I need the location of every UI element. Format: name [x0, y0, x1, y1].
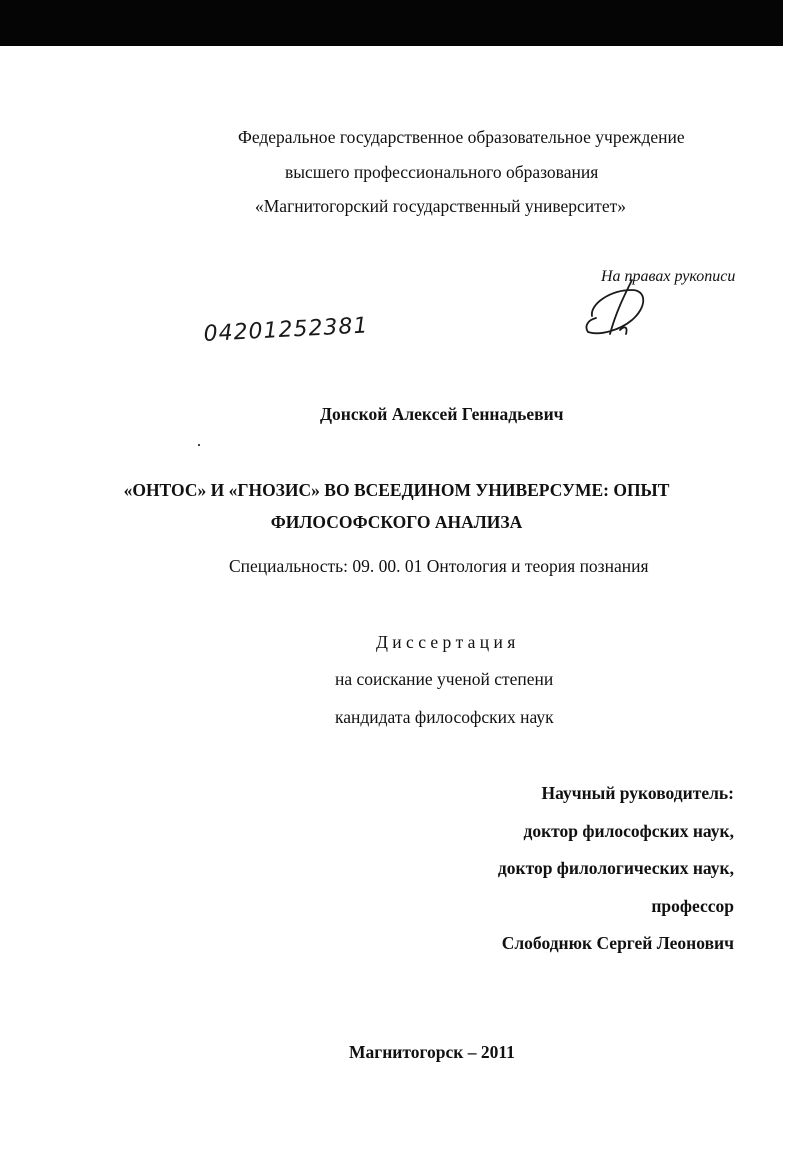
- supervisor-heading: Научный руководитель:: [541, 783, 734, 803]
- degree-line-1: на соискание ученой степени: [335, 669, 554, 689]
- institution-line-2: высшего профессионального образования: [285, 162, 599, 182]
- degree-line-2: кандидата философских наук: [335, 707, 554, 727]
- scan-speck: [198, 444, 200, 446]
- institution-line-1: Федеральное государственное образовательное учреждение: [238, 127, 685, 147]
- manuscript-note: На правах рукописи: [601, 268, 736, 285]
- supervisor-degree-1: доктор философских наук,: [523, 821, 734, 841]
- document-type: Д и с с е р т а ц и я: [376, 632, 516, 652]
- institution-line-3: «Магнитогорский государственный университет»: [255, 196, 626, 216]
- dissertation-title-line-2: ФИЛОСОФСКОГО АНАЛИЗА: [270, 512, 523, 532]
- supervisor-degree-2: доктор филологических наук,: [497, 858, 734, 878]
- place-year: Магнитогорск – 2011: [349, 1042, 515, 1062]
- supervisor-name: Слободнюк Сергей Леонович: [501, 933, 734, 953]
- specialty: Специальность: 09. 00. 01 Онтология и теория познания: [229, 556, 649, 576]
- dissertation-title-line-1: «ОНТОС» И «ГНОЗИС» ВО ВСЕЕДИНОМ УНИВЕРСУМЕ: ОПЫТ: [123, 480, 670, 500]
- scan-edge-bar: [0, 0, 783, 46]
- handwritten-catalog-number: 04201252381: [203, 313, 370, 347]
- signature-mark: [580, 276, 660, 346]
- author-name: Донской Алексей Геннадьевич: [320, 404, 564, 424]
- supervisor-rank: профессор: [651, 896, 734, 916]
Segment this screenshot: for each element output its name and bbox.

*Aim*.
Convert all the lines above into a Markdown table with the columns Row and Line, one numbered row per line. Skip any blank lines and leave out the pictures.

*Exercise response*.
| Row | Line |
|---|---|
| 1 | I need the location of every UI element. Format: name [x0, y0, x1, y1]. |
| 2 | - supervisor-heading: Научный руководитель:: [541, 783, 734, 803] |
| 3 | - degree-line-1: на соискание ученой степени: [335, 669, 554, 689] |
| 4 | - institution-line-2: высшего профессионального образования: [285, 162, 599, 182] |
| 5 | - degree-line-2: кандидата философских наук: [335, 707, 554, 727] |
| 6 | - scan-speck: [198, 444, 200, 446] |
| 7 | - institution-line-1: Федеральное государственное образовательное учреждение: [238, 127, 685, 147] |
| 8 | - manuscript-note: На правах рукописи: [601, 268, 736, 285] |
| 9 | - supervisor-degree-1: доктор философских наук,: [523, 821, 734, 841] |
| 10 | - document-type: Д и с с е р т а ц и я: [376, 632, 516, 652] |
| 11 | - institution-line-3: «Магнитогорский государственный университет»: [255, 196, 626, 216] |
| 12 | - dissertation-title-line-2: ФИЛОСОФСКОГО АНАЛИЗА: [270, 512, 523, 532] |
| 13 | - supervisor-degree-2: доктор филологических наук,: [497, 858, 734, 878] |
| 14 | - place-year: Магнитогорск – 2011: [349, 1042, 515, 1062] |
| 15 | - supervisor-name: Слободнюк Сергей Леонович: [501, 933, 734, 953] |
| 16 | - specialty: Специальность: 09. 00. 01 Онтология и теория познания: [229, 556, 649, 576] |
| 17 | - dissertation-title-line-1: «ОНТОС» И «ГНОЗИС» ВО ВСЕЕДИНОМ УНИВЕРСУМЕ: ОПЫТ: [123, 480, 670, 500] |
| 18 | - scan-edge-bar: [0, 0, 783, 46] |
| 19 | - handwritten-catalog-number: 04201252381: [203, 313, 370, 347] |
| 20 | - signature-mark: [580, 276, 660, 346] |
| 21 | - author-name: Донской Алексей Геннадьевич: [320, 404, 564, 424] |
| 22 | - supervisor-rank: профессор: [651, 896, 734, 916] |
| 23 | Segment this screenshot: for each element output its name and bbox. |